Retype each record below word for word. Leave the pictures out.

━━━━━━

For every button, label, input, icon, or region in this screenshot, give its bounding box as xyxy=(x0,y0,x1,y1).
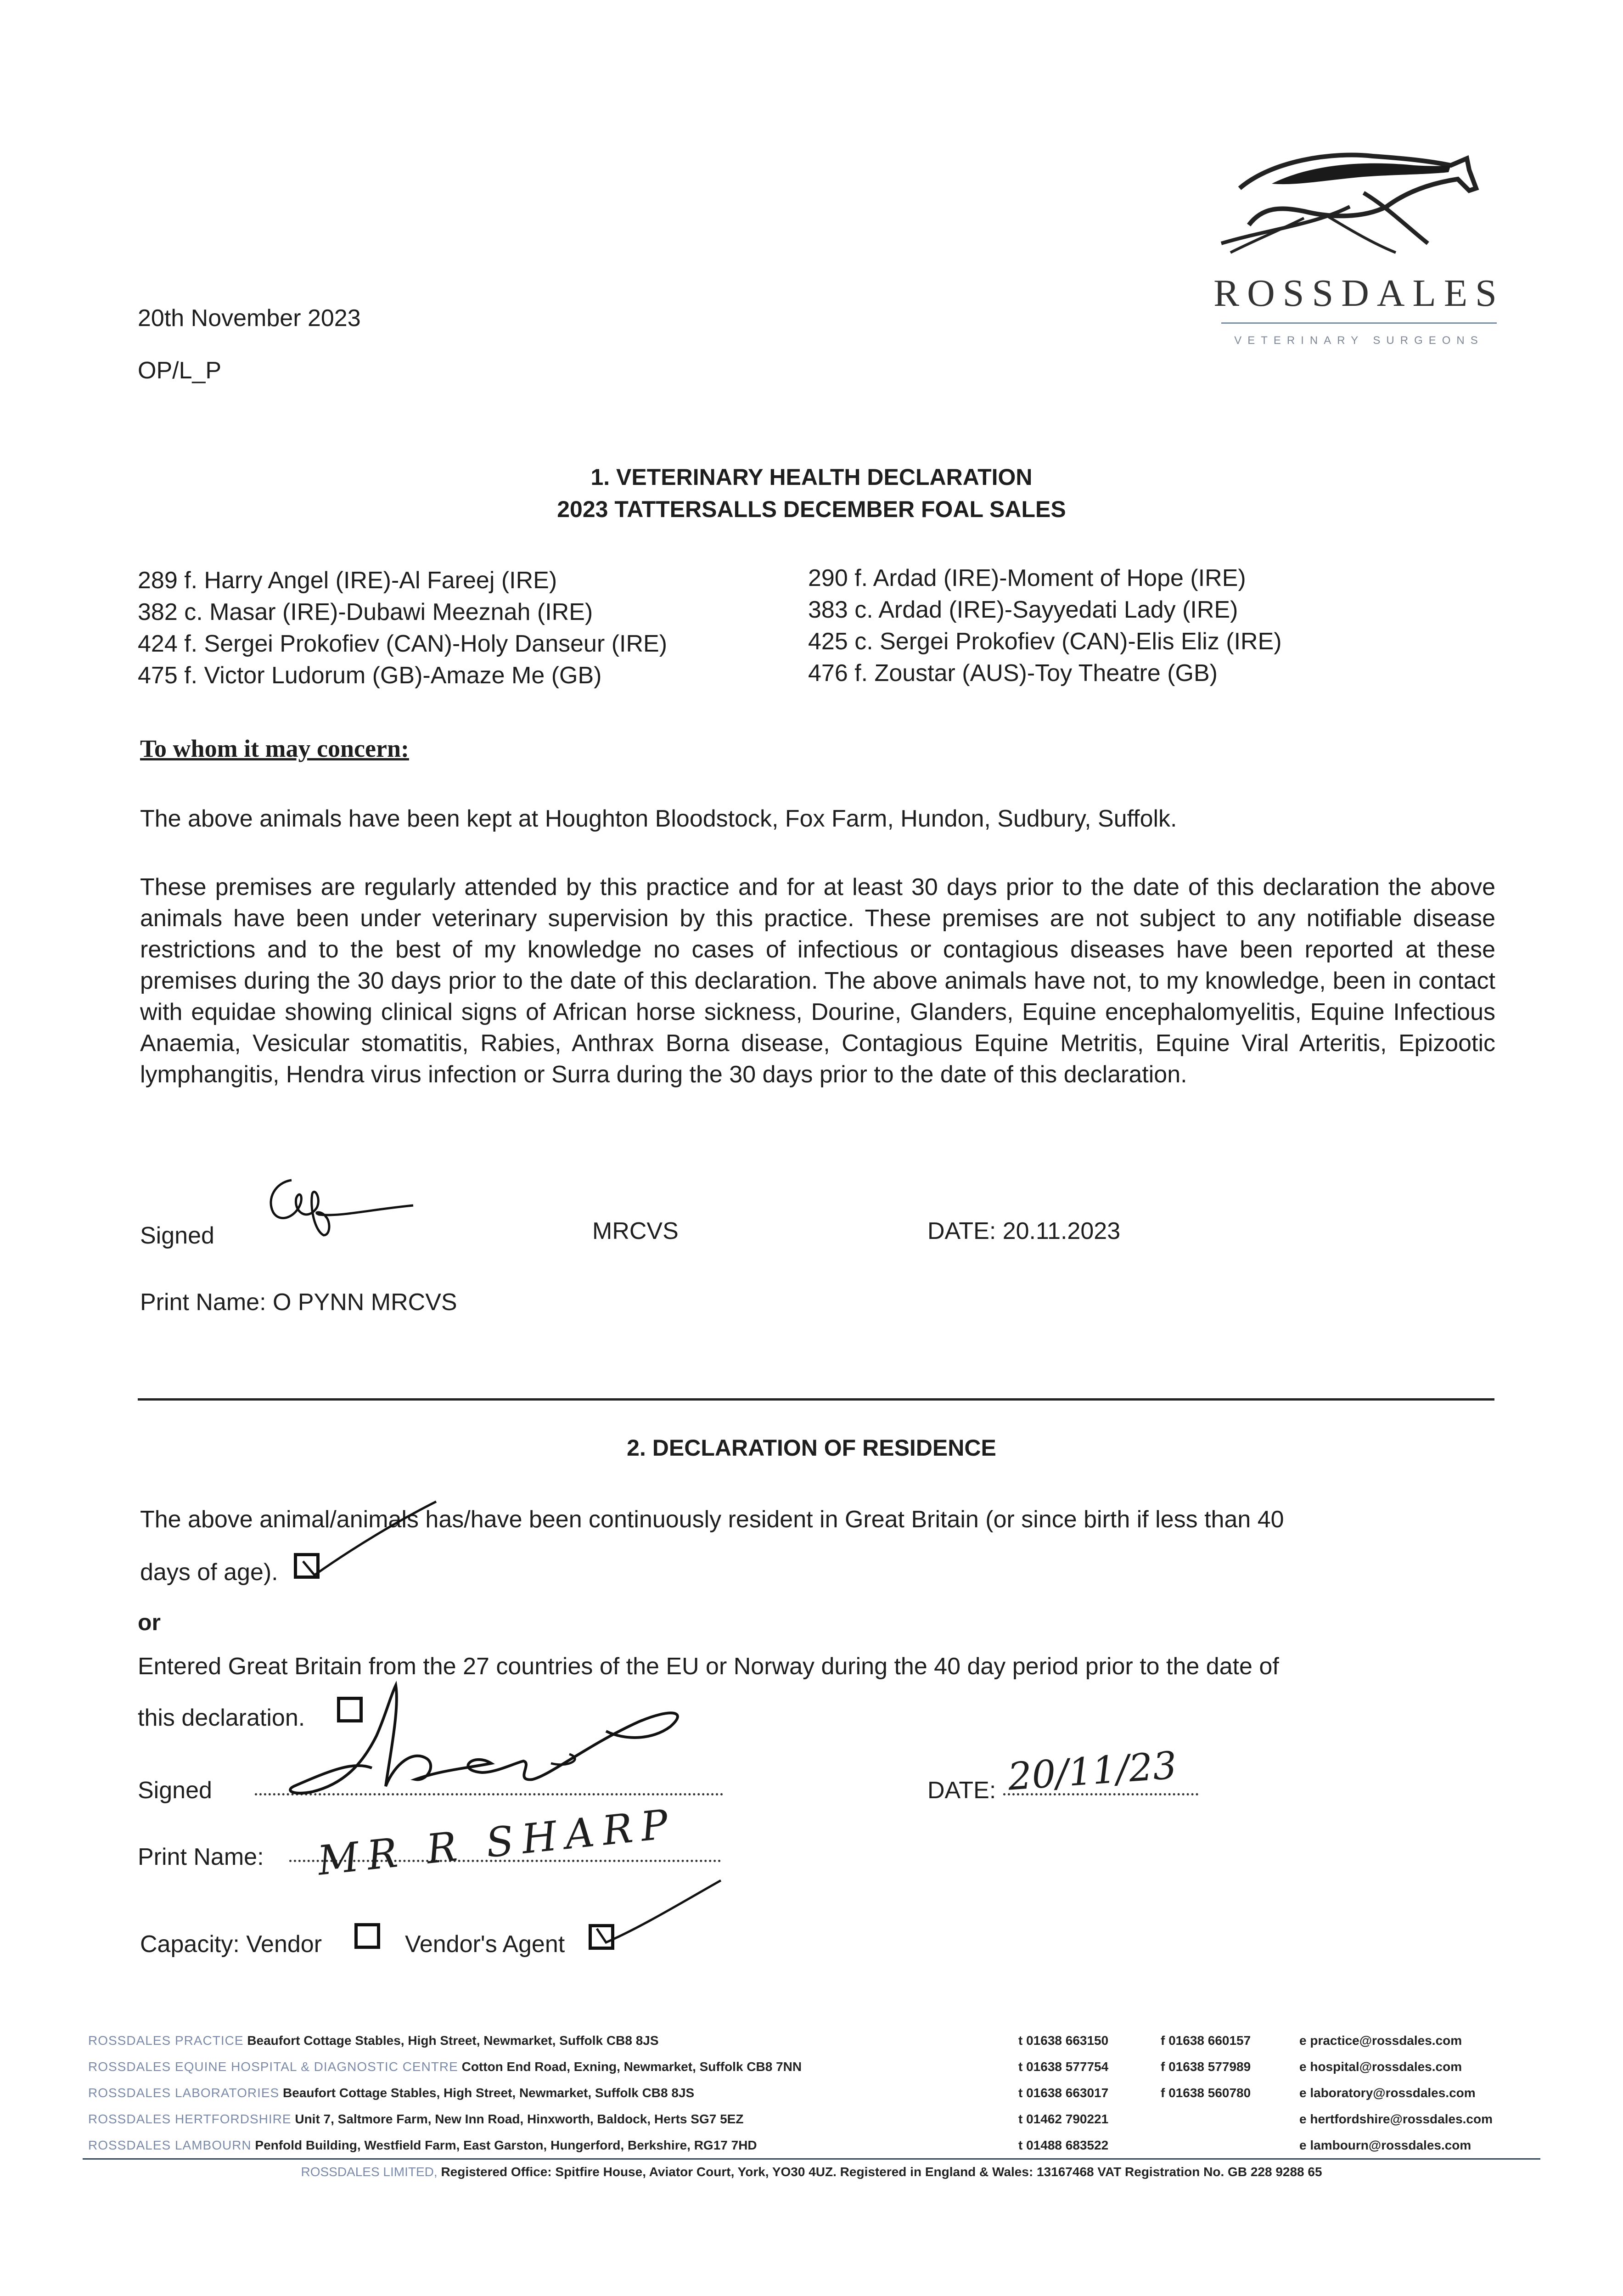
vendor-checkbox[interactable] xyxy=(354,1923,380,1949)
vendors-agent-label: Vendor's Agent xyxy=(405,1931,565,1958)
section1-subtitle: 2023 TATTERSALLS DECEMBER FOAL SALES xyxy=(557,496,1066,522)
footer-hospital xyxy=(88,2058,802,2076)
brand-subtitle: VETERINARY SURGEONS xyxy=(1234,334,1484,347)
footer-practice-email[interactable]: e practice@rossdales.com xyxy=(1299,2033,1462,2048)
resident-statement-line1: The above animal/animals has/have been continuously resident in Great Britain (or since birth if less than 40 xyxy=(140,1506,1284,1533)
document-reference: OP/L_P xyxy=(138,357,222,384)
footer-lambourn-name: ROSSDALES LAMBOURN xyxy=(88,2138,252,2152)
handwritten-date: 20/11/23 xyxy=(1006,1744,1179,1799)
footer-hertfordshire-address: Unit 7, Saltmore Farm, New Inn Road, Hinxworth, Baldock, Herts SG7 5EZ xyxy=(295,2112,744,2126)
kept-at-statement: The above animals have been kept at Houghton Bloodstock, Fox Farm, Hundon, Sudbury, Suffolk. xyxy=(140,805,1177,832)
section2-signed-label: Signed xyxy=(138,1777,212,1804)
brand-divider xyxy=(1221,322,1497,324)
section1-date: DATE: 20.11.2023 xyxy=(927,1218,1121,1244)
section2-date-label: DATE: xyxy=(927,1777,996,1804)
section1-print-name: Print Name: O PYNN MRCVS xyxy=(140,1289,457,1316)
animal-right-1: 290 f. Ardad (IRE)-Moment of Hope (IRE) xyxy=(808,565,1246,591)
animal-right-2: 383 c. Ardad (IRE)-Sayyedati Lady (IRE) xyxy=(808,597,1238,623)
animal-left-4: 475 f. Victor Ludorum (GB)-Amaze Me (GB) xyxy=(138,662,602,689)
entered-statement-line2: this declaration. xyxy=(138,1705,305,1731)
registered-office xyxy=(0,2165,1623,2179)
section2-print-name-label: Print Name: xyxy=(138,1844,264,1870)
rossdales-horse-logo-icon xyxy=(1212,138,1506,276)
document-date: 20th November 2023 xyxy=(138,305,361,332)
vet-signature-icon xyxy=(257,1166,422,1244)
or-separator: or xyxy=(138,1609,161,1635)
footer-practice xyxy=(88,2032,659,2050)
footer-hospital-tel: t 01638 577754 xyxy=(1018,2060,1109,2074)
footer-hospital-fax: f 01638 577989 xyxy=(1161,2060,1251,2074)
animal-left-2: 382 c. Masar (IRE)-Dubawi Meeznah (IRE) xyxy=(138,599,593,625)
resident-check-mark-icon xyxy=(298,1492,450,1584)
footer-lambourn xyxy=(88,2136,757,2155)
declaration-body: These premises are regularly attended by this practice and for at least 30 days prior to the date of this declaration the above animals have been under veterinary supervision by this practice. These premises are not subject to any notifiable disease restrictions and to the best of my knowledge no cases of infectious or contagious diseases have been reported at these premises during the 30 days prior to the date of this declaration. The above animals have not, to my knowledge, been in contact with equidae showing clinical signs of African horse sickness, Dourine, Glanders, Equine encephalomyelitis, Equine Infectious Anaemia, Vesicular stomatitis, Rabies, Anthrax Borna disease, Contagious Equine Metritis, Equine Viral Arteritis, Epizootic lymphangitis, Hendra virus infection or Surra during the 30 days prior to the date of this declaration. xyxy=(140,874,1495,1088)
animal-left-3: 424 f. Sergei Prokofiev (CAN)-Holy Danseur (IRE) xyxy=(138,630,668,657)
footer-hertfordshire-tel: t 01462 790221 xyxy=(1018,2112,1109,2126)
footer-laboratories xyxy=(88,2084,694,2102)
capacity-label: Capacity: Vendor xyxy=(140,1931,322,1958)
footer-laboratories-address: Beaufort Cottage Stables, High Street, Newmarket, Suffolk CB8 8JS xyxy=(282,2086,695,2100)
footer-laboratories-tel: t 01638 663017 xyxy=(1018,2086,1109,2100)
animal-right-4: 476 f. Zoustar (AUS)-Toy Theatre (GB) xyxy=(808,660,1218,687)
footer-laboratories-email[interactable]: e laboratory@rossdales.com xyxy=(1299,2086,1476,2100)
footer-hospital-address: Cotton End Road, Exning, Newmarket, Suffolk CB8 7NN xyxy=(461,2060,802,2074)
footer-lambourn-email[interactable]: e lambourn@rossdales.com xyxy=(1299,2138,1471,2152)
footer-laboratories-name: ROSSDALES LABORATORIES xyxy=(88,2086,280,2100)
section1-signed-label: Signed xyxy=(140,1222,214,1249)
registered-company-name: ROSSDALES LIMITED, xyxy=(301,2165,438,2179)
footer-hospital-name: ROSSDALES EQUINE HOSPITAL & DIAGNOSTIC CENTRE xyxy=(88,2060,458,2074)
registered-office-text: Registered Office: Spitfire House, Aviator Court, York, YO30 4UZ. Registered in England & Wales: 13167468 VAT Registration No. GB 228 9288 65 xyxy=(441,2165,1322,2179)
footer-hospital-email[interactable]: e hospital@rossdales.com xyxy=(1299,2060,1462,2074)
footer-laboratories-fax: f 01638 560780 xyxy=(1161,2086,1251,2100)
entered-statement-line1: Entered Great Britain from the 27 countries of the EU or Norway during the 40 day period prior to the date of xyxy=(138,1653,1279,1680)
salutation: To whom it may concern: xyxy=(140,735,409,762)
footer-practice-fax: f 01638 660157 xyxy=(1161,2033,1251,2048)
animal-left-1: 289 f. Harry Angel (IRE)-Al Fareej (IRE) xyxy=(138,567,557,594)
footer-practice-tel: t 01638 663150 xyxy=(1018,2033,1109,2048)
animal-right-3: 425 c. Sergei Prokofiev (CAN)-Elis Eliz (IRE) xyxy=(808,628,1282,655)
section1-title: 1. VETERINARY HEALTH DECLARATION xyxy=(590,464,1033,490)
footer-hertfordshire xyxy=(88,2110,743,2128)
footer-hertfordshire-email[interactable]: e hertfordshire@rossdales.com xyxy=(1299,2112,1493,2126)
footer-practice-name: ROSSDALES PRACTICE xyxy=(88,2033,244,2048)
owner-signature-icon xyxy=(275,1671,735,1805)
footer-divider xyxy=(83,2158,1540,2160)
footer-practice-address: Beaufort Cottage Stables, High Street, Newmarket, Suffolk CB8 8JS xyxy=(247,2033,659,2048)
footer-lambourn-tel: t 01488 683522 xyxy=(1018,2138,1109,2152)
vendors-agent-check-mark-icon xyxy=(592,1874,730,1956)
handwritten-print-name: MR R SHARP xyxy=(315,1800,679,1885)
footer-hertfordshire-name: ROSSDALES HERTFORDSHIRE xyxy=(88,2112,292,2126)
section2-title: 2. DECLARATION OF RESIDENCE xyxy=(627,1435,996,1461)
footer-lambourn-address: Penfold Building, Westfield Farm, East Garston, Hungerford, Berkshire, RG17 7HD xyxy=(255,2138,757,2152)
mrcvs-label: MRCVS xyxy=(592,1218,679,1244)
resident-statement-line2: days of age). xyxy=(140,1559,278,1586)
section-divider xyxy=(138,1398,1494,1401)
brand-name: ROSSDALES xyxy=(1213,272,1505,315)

━━━━━━

- Response box:
For every button, label, input, icon, or region in this screenshot, give its bounding box as xyxy=(x0,y0,x1,y1).
vendor-checkbox[interactable] xyxy=(354,1923,380,1949)
vendors-agent-label: Vendor's Agent xyxy=(405,1931,565,1958)
section1-subtitle: 2023 TATTERSALLS DECEMBER FOAL SALES xyxy=(557,496,1066,522)
footer-hospital xyxy=(88,2058,802,2076)
brand-subtitle: VETERINARY SURGEONS xyxy=(1234,334,1484,347)
footer-practice-email[interactable]: e practice@rossdales.com xyxy=(1299,2033,1462,2048)
resident-statement-line1: The above animal/animals has/have been continuously resident in Great Britain (or since birth if less than 40 xyxy=(140,1506,1284,1533)
document-reference: OP/L_P xyxy=(138,357,222,384)
footer-lambourn-name: ROSSDALES LAMBOURN xyxy=(88,2138,252,2152)
handwritten-date: 20/11/23 xyxy=(1006,1744,1179,1799)
footer-hertfordshire-address: Unit 7, Saltmore Farm, New Inn Road, Hinxworth, Baldock, Herts SG7 5EZ xyxy=(295,2112,744,2126)
kept-at-statement: The above animals have been kept at Houghton Bloodstock, Fox Farm, Hundon, Sudbury, Suffolk. xyxy=(140,805,1177,832)
section2-signed-label: Signed xyxy=(138,1777,212,1804)
brand-divider xyxy=(1221,322,1497,324)
section1-date: DATE: 20.11.2023 xyxy=(927,1218,1121,1244)
section2-date-label: DATE: xyxy=(927,1777,996,1804)
section1-print-name: Print Name: O PYNN MRCVS xyxy=(140,1289,457,1316)
animal-right-1: 290 f. Ardad (IRE)-Moment of Hope (IRE) xyxy=(808,565,1246,591)
animal-right-2: 383 c. Ardad (IRE)-Sayyedati Lady (IRE) xyxy=(808,597,1238,623)
animal-left-4: 475 f. Victor Ludorum (GB)-Amaze Me (GB) xyxy=(138,662,602,689)
entered-statement-line2: this declaration. xyxy=(138,1705,305,1731)
registered-office xyxy=(0,2165,1623,2179)
section2-print-name-label: Print Name: xyxy=(138,1844,264,1870)
rossdales-horse-logo-icon xyxy=(1212,138,1506,276)
document-date: 20th November 2023 xyxy=(138,305,361,332)
vet-signature-icon xyxy=(257,1166,422,1244)
or-separator: or xyxy=(138,1609,161,1635)
footer-practice xyxy=(88,2032,659,2050)
footer-hospital-tel: t 01638 577754 xyxy=(1018,2060,1109,2074)
footer-hospital-fax: f 01638 577989 xyxy=(1161,2060,1251,2074)
animal-left-2: 382 c. Masar (IRE)-Dubawi Meeznah (IRE) xyxy=(138,599,593,625)
resident-check-mark-icon xyxy=(298,1492,450,1584)
footer-lambourn xyxy=(88,2136,757,2155)
declaration-body: These premises are regularly attended by this practice and for at least 30 days prior to the date of this declaration the above animals have been under veterinary supervision by this practice. These premises are not subject to any notifiable disease restrictions and to the best of my knowledge no cases of infectious or contagious diseases have been reported at these premises during the 30 days prior to the date of this declaration. The above animals have not, to my knowledge, been in contact with equidae showing clinical signs of African horse sickness, Dourine, Glanders, Equine encephalomyelitis, Equine Infectious Anaemia, Vesicular stomatitis, Rabies, Anthrax Borna disease, Contagious Equine Metritis, Equine Viral Arteritis, Epizootic lymphangitis, Hendra virus infection or Surra during the 30 days prior to the date of this declaration. xyxy=(140,874,1495,1088)
animal-left-3: 424 f. Sergei Prokofiev (CAN)-Holy Danseur (IRE) xyxy=(138,630,668,657)
footer-hertfordshire-tel: t 01462 790221 xyxy=(1018,2112,1109,2126)
footer-laboratories xyxy=(88,2084,694,2102)
capacity-label: Capacity: Vendor xyxy=(140,1931,322,1958)
footer-laboratories-address: Beaufort Cottage Stables, High Street, Newmarket, Suffolk CB8 8JS xyxy=(282,2086,695,2100)
footer-laboratories-tel: t 01638 663017 xyxy=(1018,2086,1109,2100)
animal-right-4: 476 f. Zoustar (AUS)-Toy Theatre (GB) xyxy=(808,660,1218,687)
footer-laboratories-email[interactable]: e laboratory@rossdales.com xyxy=(1299,2086,1476,2100)
footer-hospital-address: Cotton End Road, Exning, Newmarket, Suffolk CB8 7NN xyxy=(461,2060,802,2074)
footer-lambourn-email[interactable]: e lambourn@rossdales.com xyxy=(1299,2138,1471,2152)
footer-laboratories-name: ROSSDALES LABORATORIES xyxy=(88,2086,280,2100)
section1-signed-label: Signed xyxy=(140,1222,214,1249)
registered-company-name: ROSSDALES LIMITED, xyxy=(301,2165,438,2179)
footer-hospital-name: ROSSDALES EQUINE HOSPITAL & DIAGNOSTIC CENTRE xyxy=(88,2060,458,2074)
registered-office-text: Registered Office: Spitfire House, Aviator Court, York, YO30 4UZ. Registered in England & Wales: 13167468 VAT Registration No. GB 228 9288 65 xyxy=(441,2165,1322,2179)
footer-hospital-email[interactable]: e hospital@rossdales.com xyxy=(1299,2060,1462,2074)
footer-laboratories-fax: f 01638 560780 xyxy=(1161,2086,1251,2100)
entered-statement-line1: Entered Great Britain from the 27 countries of the EU or Norway during the 40 day period prior to the date of xyxy=(138,1653,1279,1680)
salutation: To whom it may concern: xyxy=(140,735,409,762)
footer-practice-fax: f 01638 660157 xyxy=(1161,2033,1251,2048)
animal-left-1: 289 f. Harry Angel (IRE)-Al Fareej (IRE) xyxy=(138,567,557,594)
footer-practice-tel: t 01638 663150 xyxy=(1018,2033,1109,2048)
animal-right-3: 425 c. Sergei Prokofiev (CAN)-Elis Eliz (IRE) xyxy=(808,628,1282,655)
section1-title: 1. VETERINARY HEALTH DECLARATION xyxy=(590,464,1033,490)
footer-hertfordshire xyxy=(88,2110,743,2128)
footer-hertfordshire-email[interactable]: e hertfordshire@rossdales.com xyxy=(1299,2112,1493,2126)
footer-practice-name: ROSSDALES PRACTICE xyxy=(88,2033,244,2048)
owner-signature-icon xyxy=(275,1671,735,1805)
footer-divider xyxy=(83,2158,1540,2160)
footer-practice-address: Beaufort Cottage Stables, High Street, Newmarket, Suffolk CB8 8JS xyxy=(247,2033,659,2048)
footer-lambourn-tel: t 01488 683522 xyxy=(1018,2138,1109,2152)
vendors-agent-check-mark-icon xyxy=(592,1874,730,1956)
handwritten-print-name: MR R SHARP xyxy=(315,1800,679,1885)
footer-hertfordshire-name: ROSSDALES HERTFORDSHIRE xyxy=(88,2112,292,2126)
section2-title: 2. DECLARATION OF RESIDENCE xyxy=(627,1435,996,1461)
footer-lambourn-address: Penfold Building, Westfield Farm, East Garston, Hungerford, Berkshire, RG17 7HD xyxy=(255,2138,757,2152)
mrcvs-label: MRCVS xyxy=(592,1218,679,1244)
resident-statement-line2: days of age). xyxy=(140,1559,278,1586)
section-divider xyxy=(138,1398,1494,1401)
brand-name: ROSSDALES xyxy=(1213,272,1505,315)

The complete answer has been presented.